[WORK TO COMPLETE] Extract all of the entries and give them again, word for word.

(Recorded data)
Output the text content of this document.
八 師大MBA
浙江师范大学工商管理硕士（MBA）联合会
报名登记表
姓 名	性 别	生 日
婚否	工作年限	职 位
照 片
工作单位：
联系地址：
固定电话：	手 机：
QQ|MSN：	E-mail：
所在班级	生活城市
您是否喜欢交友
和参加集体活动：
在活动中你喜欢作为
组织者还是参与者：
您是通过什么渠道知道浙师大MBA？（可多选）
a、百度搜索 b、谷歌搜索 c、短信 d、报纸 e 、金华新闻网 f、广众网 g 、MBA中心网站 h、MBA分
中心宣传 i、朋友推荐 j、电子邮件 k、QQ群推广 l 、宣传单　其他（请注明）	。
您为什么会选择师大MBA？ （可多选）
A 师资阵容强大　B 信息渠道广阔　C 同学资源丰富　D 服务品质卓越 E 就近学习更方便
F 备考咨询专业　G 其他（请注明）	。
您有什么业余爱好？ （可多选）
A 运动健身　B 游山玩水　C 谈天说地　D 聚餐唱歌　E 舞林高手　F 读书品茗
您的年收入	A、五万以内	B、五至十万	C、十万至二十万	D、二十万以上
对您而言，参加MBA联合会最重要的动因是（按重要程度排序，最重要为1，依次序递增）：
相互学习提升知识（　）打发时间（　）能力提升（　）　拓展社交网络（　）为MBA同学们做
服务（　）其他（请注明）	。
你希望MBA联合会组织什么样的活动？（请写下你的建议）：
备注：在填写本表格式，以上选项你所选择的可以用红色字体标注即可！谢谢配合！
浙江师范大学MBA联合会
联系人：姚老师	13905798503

[ANSWER TO THE PROBLEM]
Output the text content of this document.
八 師大MBA
浙江师范大学工商管理硕士（MBA）联合会
报名登记表
姓 名	性 别	生 日
婚否	工作年限	职 位
照 片
工作单位：
联系地址：
固定电话：	手 机：
QQ|MSN：	E-mail：
所在班级	生活城市
您是否喜欢交友
和参加集体活动：
在活动中你喜欢作为
组织者还是参与者：
您是通过什么渠道知道浙师大MBA？（可多选）
a、百度搜索 b、谷歌搜索 c、短信 d、报纸 e 、金华新闻网 f、广众网 g 、MBA中心网站 h、MBA分
中心宣传 i、朋友推荐 j、电子邮件 k、QQ群推广 l 、宣传单　其他（请注明）	。
您为什么会选择师大MBA？ （可多选）
A 师资阵容强大　B 信息渠道广阔　C 同学资源丰富　D 服务品质卓越 E 就近学习更方便
F 备考咨询专业　G 其他（请注明）	。
您有什么业余爱好？ （可多选）
A 运动健身　B 游山玩水　C 谈天说地　D 聚餐唱歌　E 舞林高手　F 读书品茗
您的年收入	A、五万以内	B、五至十万	C、十万至二十万	D、二十万以上
对您而言，参加MBA联合会最重要的动因是（按重要程度排序，最重要为1，依次序递增）：
相互学习提升知识（　）打发时间（　）能力提升（　）　拓展社交网络（　）为MBA同学们做
服务（　）其他（请注明）	。
你希望MBA联合会组织什么样的活动？（请写下你的建议）：
备注：在填写本表格式，以上选项你所选择的可以用红色字体标注即可！谢谢配合！
浙江师范大学MBA联合会
联系人：姚老师	13905798503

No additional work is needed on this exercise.